(Dataset entries on figures)

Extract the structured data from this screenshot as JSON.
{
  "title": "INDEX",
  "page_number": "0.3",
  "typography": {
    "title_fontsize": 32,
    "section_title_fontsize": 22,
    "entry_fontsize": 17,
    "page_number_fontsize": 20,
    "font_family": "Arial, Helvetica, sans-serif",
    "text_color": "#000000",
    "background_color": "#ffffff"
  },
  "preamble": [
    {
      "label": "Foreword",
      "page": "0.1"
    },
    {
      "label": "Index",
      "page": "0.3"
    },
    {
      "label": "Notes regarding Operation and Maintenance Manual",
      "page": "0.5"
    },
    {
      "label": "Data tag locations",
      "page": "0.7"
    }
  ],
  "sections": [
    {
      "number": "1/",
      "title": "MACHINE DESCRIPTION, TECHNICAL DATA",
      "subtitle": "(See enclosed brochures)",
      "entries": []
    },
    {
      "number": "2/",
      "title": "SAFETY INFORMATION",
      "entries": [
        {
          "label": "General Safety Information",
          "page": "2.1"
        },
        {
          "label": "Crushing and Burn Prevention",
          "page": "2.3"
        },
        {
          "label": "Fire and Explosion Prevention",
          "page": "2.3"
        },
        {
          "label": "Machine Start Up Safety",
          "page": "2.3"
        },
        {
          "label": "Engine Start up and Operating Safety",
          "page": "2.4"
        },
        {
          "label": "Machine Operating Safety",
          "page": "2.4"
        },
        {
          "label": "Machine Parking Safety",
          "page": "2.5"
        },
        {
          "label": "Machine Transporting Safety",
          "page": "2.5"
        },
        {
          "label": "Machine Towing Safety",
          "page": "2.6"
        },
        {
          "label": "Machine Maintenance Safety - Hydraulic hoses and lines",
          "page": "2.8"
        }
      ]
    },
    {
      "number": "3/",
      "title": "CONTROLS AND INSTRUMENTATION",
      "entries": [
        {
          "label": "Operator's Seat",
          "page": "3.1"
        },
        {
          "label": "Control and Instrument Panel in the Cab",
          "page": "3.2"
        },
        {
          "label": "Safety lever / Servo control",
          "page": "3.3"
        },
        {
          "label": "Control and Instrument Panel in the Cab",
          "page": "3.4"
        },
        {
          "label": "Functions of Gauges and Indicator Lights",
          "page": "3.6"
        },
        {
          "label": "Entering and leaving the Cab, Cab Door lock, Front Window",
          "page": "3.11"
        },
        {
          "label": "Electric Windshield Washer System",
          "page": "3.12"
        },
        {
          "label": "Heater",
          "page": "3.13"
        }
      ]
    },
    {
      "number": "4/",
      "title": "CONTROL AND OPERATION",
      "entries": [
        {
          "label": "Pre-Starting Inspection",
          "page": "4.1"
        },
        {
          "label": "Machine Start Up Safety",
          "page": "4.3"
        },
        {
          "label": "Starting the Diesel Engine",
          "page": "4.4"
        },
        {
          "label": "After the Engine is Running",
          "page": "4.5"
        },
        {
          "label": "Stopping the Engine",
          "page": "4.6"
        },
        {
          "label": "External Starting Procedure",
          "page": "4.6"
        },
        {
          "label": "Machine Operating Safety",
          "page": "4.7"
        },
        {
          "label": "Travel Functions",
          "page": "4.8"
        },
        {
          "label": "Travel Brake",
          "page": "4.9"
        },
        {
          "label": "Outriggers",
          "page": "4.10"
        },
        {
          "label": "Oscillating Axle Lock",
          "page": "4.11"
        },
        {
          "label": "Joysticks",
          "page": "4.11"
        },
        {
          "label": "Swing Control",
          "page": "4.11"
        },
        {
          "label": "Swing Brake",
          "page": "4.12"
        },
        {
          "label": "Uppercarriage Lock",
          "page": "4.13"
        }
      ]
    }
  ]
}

**GIVEN REQUEST:** Isolate the lines above that contain the word "Maintenance" and copy them.

**TASK SOLUTION:**
      "label": "Notes regarding Operation and Maintenance Manual",
          "label": "Machine Maintenance Safety - Hydraulic hoses and lines",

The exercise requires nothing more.